Stored records:
-- Start --
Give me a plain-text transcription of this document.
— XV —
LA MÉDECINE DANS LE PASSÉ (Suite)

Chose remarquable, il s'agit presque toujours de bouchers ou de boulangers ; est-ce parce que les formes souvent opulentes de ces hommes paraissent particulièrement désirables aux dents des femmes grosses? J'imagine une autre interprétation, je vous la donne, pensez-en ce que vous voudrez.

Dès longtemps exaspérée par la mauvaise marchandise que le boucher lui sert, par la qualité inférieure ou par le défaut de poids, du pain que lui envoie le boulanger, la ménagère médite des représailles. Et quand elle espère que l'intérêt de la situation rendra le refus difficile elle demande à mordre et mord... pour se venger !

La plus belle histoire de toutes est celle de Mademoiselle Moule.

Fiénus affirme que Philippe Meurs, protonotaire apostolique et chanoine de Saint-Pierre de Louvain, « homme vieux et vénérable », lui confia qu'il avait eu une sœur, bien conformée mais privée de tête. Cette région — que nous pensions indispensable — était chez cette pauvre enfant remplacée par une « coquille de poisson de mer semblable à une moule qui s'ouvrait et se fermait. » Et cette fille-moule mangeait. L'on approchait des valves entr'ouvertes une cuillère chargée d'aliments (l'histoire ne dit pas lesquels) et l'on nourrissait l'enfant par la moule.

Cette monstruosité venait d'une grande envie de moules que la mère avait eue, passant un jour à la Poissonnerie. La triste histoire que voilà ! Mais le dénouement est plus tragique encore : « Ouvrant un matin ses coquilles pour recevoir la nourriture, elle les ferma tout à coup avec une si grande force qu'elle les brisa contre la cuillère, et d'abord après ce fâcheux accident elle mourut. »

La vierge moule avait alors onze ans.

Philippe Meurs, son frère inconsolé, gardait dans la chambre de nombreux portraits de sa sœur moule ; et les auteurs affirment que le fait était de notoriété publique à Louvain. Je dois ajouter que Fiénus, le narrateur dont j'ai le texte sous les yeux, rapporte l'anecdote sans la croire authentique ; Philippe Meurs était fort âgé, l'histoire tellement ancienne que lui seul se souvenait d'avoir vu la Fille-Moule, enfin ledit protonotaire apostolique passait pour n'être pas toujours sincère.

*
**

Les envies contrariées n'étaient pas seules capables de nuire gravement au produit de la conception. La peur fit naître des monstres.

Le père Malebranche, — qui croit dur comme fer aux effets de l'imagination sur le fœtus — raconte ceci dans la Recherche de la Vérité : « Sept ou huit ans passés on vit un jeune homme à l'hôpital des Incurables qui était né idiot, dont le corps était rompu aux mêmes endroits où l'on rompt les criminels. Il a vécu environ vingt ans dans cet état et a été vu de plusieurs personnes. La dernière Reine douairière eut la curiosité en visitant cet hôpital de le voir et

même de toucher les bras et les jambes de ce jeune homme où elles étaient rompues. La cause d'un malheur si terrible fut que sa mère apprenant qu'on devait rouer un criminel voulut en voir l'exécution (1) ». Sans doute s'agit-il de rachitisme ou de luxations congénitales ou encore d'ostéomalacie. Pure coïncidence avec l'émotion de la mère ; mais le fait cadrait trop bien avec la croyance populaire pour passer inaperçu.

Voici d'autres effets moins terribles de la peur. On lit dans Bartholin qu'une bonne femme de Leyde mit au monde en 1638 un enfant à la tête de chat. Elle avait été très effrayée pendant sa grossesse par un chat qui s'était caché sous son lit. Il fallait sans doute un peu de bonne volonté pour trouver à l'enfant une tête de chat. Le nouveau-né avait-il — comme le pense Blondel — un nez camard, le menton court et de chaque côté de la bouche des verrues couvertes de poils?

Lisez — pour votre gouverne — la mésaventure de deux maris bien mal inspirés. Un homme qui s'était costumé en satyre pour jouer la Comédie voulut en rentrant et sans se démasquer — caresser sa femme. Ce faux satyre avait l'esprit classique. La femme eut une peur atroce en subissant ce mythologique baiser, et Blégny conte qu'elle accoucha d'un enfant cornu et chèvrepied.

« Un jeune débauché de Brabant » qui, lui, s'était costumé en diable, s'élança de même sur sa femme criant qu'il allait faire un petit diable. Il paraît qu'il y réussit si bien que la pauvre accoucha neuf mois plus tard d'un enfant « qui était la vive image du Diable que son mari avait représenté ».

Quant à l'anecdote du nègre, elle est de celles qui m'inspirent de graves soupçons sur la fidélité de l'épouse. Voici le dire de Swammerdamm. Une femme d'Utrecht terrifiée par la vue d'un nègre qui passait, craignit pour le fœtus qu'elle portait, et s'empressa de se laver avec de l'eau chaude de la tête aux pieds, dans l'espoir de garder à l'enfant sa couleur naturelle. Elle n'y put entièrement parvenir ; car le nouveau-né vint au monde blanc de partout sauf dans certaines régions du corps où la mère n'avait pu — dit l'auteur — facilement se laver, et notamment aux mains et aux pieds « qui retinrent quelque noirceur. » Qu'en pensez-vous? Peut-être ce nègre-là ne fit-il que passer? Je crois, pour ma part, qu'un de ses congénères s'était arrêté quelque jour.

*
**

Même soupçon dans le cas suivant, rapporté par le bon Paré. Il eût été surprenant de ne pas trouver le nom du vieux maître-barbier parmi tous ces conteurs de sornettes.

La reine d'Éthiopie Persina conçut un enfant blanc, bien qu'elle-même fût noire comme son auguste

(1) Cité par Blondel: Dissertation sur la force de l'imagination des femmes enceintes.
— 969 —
-- End --
### [AIM OF THE TASK]
Reproduce each entry above exactly, keeping every word.

### [COMPLETE OUTPUT]
Give me a plain-text transcription of this document.
— XV —
LA MÉDECINE DANS LE PASSÉ (Suite)

Chose remarquable, il s'agit presque toujours de bouchers ou de boulangers ; est-ce parce que les formes souvent opulentes de ces hommes paraissent particulièrement désirables aux dents des femmes grosses? J'imagine une autre interprétation, je vous la donne, pensez-en ce que vous voudrez.

Dès longtemps exaspérée par la mauvaise marchandise que le boucher lui sert, par la qualité inférieure ou par le défaut de poids, du pain que lui envoie le boulanger, la ménagère médite des représailles. Et quand elle espère que l'intérêt de la situation rendra le refus difficile elle demande à mordre et mord... pour se venger !

La plus belle histoire de toutes est celle de Mademoiselle Moule.

Fiénus affirme que Philippe Meurs, protonotaire apostolique et chanoine de Saint-Pierre de Louvain, « homme vieux et vénérable », lui confia qu'il avait eu une sœur, bien conformée mais privée de tête. Cette région — que nous pensions indispensable — était chez cette pauvre enfant remplacée par une « coquille de poisson de mer semblable à une moule qui s'ouvrait et se fermait. » Et cette fille-moule mangeait. L'on approchait des valves entr'ouvertes une cuillère chargée d'aliments (l'histoire ne dit pas lesquels) et l'on nourrissait l'enfant par la moule.

Cette monstruosité venait d'une grande envie de moules que la mère avait eue, passant un jour à la Poissonnerie. La triste histoire que voilà ! Mais le dénouement est plus tragique encore : « Ouvrant un matin ses coquilles pour recevoir la nourriture, elle les ferma tout à coup avec une si grande force qu'elle les brisa contre la cuillère, et d'abord après ce fâcheux accident elle mourut. »

La vierge moule avait alors onze ans.

Philippe Meurs, son frère inconsolé, gardait dans la chambre de nombreux portraits de sa sœur moule ; et les auteurs affirment que le fait était de notoriété publique à Louvain. Je dois ajouter que Fiénus, le narrateur dont j'ai le texte sous les yeux, rapporte l'anecdote sans la croire authentique ; Philippe Meurs était fort âgé, l'histoire tellement ancienne que lui seul se souvenait d'avoir vu la Fille-Moule, enfin ledit protonotaire apostolique passait pour n'être pas toujours sincère.

*
**

Les envies contrariées n'étaient pas seules capables de nuire gravement au produit de la conception. La peur fit naître des monstres.

Le père Malebranche, — qui croit dur comme fer aux effets de l'imagination sur le fœtus — raconte ceci dans la Recherche de la Vérité : « Sept ou huit ans passés on vit un jeune homme à l'hôpital des Incurables qui était né idiot, dont le corps était rompu aux mêmes endroits où l'on rompt les criminels. Il a vécu environ vingt ans dans cet état et a été vu de plusieurs personnes. La dernière Reine douairière eut la curiosité en visitant cet hôpital de le voir et

même de toucher les bras et les jambes de ce jeune homme où elles étaient rompues. La cause d'un malheur si terrible fut que sa mère apprenant qu'on devait rouer un criminel voulut en voir l'exécution (1) ». Sans doute s'agit-il de rachitisme ou de luxations congénitales ou encore d'ostéomalacie. Pure coïncidence avec l'émotion de la mère ; mais le fait cadrait trop bien avec la croyance populaire pour passer inaperçu.

Voici d'autres effets moins terribles de la peur. On lit dans Bartholin qu'une bonne femme de Leyde mit au monde en 1638 un enfant à la tête de chat. Elle avait été très effrayée pendant sa grossesse par un chat qui s'était caché sous son lit. Il fallait sans doute un peu de bonne volonté pour trouver à l'enfant une tête de chat. Le nouveau-né avait-il — comme le pense Blondel — un nez camard, le menton court et de chaque côté de la bouche des verrues couvertes de poils?

Lisez — pour votre gouverne — la mésaventure de deux maris bien mal inspirés. Un homme qui s'était costumé en satyre pour jouer la Comédie voulut en rentrant et sans se démasquer — caresser sa femme. Ce faux satyre avait l'esprit classique. La femme eut une peur atroce en subissant ce mythologique baiser, et Blégny conte qu'elle accoucha d'un enfant cornu et chèvrepied.

« Un jeune débauché de Brabant » qui, lui, s'était costumé en diable, s'élança de même sur sa femme criant qu'il allait faire un petit diable. Il paraît qu'il y réussit si bien que la pauvre accoucha neuf mois plus tard d'un enfant « qui était la vive image du Diable que son mari avait représenté ».

Quant à l'anecdote du nègre, elle est de celles qui m'inspirent de graves soupçons sur la fidélité de l'épouse. Voici le dire de Swammerdamm. Une femme d'Utrecht terrifiée par la vue d'un nègre qui passait, craignit pour le fœtus qu'elle portait, et s'empressa de se laver avec de l'eau chaude de la tête aux pieds, dans l'espoir de garder à l'enfant sa couleur naturelle. Elle n'y put entièrement parvenir ; car le nouveau-né vint au monde blanc de partout sauf dans certaines régions du corps où la mère n'avait pu — dit l'auteur — facilement se laver, et notamment aux mains et aux pieds « qui retinrent quelque noirceur. » Qu'en pensez-vous? Peut-être ce nègre-là ne fit-il que passer? Je crois, pour ma part, qu'un de ses congénères s'était arrêté quelque jour.

*
**

Même soupçon dans le cas suivant, rapporté par le bon Paré. Il eût été surprenant de ne pas trouver le nom du vieux maître-barbier parmi tous ces conteurs de sornettes.

La reine d'Éthiopie Persina conçut un enfant blanc, bien qu'elle-même fût noire comme son auguste

(1) Cité par Blondel: Dissertation sur la force de l'imagination des femmes enceintes.
— 969 —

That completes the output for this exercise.